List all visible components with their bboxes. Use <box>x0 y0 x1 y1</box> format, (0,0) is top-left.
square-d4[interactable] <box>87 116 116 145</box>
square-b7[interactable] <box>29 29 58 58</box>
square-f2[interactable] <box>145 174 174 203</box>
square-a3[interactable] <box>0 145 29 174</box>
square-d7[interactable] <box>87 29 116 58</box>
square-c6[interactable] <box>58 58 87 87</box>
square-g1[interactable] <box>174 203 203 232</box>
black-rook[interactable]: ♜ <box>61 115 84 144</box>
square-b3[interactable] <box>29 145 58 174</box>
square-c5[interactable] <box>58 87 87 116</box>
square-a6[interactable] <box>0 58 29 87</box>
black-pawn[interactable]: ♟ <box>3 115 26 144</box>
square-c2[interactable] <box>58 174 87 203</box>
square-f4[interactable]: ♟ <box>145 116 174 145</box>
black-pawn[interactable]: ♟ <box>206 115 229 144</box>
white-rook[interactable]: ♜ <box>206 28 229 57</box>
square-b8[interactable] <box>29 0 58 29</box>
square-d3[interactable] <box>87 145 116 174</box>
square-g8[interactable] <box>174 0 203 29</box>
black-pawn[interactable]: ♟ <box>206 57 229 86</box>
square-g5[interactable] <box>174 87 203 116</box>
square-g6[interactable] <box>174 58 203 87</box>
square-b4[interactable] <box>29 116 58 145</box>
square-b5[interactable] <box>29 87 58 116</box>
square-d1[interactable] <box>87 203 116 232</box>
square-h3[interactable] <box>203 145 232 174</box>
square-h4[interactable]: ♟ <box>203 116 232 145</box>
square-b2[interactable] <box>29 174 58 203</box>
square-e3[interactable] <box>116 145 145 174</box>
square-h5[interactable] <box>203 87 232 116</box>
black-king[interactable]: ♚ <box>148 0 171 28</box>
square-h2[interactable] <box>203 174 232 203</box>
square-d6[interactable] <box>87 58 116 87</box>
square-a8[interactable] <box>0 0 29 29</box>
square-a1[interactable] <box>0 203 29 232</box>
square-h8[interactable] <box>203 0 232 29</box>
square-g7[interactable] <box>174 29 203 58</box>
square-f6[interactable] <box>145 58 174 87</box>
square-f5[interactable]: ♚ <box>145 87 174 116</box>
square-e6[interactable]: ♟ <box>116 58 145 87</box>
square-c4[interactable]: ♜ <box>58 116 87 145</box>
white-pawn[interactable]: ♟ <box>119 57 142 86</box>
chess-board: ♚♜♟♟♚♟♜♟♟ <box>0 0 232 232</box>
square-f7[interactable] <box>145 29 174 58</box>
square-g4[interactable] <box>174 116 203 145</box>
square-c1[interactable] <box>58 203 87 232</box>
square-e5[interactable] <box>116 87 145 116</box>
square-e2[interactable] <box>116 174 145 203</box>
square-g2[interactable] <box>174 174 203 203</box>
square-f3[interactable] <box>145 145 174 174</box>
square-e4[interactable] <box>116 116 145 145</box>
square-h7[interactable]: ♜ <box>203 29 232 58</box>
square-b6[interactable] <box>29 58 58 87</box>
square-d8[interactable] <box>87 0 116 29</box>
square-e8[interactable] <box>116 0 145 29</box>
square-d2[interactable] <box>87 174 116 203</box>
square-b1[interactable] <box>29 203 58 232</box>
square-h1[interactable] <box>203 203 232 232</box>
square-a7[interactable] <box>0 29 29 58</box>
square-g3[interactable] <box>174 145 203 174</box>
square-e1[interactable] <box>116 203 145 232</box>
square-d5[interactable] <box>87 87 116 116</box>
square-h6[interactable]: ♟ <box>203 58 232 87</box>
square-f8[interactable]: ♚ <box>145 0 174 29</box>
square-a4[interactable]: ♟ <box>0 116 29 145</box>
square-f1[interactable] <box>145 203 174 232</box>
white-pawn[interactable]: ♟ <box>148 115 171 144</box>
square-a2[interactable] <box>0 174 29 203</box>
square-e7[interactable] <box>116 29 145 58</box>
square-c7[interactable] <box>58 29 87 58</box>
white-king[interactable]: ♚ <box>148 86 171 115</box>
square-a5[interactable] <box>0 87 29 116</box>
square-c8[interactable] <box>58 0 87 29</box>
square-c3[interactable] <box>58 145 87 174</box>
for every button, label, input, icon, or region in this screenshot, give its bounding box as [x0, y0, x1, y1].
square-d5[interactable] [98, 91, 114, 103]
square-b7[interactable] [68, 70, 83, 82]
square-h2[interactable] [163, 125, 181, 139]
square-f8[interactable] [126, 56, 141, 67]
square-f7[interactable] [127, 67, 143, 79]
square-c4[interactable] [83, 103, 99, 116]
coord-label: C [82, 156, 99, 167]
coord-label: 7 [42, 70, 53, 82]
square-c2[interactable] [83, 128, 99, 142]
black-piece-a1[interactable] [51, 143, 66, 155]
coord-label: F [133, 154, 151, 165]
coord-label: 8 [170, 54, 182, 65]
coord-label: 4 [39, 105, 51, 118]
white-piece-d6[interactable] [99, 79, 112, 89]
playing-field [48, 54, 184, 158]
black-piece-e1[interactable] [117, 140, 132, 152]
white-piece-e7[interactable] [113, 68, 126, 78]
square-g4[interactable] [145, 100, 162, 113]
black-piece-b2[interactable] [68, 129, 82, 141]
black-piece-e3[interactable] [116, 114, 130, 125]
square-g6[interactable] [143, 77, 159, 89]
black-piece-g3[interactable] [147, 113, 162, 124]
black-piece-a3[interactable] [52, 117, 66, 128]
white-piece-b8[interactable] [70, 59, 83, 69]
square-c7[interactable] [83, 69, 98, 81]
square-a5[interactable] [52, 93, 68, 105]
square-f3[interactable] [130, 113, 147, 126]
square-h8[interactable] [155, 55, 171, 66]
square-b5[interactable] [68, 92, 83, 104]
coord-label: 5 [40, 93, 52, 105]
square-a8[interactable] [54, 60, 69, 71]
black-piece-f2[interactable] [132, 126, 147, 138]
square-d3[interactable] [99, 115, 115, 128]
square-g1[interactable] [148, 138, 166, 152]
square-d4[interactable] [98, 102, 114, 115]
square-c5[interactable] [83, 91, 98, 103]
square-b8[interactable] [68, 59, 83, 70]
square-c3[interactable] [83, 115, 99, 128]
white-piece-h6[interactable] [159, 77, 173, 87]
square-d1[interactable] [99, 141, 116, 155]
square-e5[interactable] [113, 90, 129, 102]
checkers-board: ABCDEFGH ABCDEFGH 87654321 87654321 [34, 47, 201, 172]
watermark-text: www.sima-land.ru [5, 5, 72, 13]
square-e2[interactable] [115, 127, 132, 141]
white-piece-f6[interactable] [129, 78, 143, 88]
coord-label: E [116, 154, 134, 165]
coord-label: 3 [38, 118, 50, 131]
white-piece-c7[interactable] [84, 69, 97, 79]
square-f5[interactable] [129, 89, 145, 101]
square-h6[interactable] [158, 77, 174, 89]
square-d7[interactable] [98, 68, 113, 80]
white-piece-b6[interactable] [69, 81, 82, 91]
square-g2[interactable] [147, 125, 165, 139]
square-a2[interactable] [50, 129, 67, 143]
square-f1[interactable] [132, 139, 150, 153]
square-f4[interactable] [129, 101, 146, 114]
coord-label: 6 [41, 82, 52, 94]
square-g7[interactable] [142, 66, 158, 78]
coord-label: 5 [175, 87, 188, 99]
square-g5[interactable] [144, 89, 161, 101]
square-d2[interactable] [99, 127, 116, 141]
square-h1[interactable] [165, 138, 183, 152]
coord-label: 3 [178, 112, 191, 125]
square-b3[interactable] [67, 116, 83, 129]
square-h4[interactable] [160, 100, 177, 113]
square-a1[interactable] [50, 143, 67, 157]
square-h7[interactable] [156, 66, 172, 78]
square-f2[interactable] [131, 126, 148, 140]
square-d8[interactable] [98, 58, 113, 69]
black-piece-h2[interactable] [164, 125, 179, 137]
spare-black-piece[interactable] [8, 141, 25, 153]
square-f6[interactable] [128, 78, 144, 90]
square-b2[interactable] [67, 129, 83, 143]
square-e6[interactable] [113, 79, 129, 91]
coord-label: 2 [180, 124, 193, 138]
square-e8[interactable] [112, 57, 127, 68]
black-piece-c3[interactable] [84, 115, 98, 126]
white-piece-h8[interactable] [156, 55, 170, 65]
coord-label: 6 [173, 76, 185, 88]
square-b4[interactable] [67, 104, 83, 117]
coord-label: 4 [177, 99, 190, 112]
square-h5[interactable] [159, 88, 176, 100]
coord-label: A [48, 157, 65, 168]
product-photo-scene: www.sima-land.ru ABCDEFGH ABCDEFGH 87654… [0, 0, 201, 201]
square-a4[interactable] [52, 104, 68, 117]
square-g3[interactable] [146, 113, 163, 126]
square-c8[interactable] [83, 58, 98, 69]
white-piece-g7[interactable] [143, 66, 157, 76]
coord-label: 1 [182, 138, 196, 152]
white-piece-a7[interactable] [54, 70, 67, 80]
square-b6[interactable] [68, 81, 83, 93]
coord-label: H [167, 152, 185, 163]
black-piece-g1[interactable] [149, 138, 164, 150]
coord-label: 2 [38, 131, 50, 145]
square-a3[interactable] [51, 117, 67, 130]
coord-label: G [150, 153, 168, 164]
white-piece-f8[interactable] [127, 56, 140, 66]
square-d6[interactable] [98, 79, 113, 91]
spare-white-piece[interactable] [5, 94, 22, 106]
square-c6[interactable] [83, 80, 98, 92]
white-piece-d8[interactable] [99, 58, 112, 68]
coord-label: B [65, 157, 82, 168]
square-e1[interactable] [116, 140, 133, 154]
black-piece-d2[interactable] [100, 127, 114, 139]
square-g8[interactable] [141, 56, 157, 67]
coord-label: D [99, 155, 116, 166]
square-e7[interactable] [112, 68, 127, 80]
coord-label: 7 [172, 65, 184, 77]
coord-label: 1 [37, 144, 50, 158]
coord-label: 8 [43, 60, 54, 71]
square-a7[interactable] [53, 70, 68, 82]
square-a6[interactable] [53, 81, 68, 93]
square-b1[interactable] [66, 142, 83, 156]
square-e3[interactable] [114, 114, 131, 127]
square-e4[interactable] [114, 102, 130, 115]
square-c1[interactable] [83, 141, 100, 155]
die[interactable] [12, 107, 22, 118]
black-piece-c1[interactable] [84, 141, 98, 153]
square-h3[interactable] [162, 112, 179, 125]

■ **YOUR TASK**: Copy out the items word for word, from the very first line through the line containing "square-g1[interactable] <box>174 203", with that line included.

■ **FULL OUTPUT**:
List all visible components with their bboxes. Use <box>x0 y0 x1 y1</box> format, (0,0) is top-left.
square-d4[interactable] <box>87 116 116 145</box>
square-b7[interactable] <box>29 29 58 58</box>
square-f2[interactable] <box>145 174 174 203</box>
square-a3[interactable] <box>0 145 29 174</box>
square-d7[interactable] <box>87 29 116 58</box>
square-c6[interactable] <box>58 58 87 87</box>
square-g1[interactable] <box>174 203 203 232</box>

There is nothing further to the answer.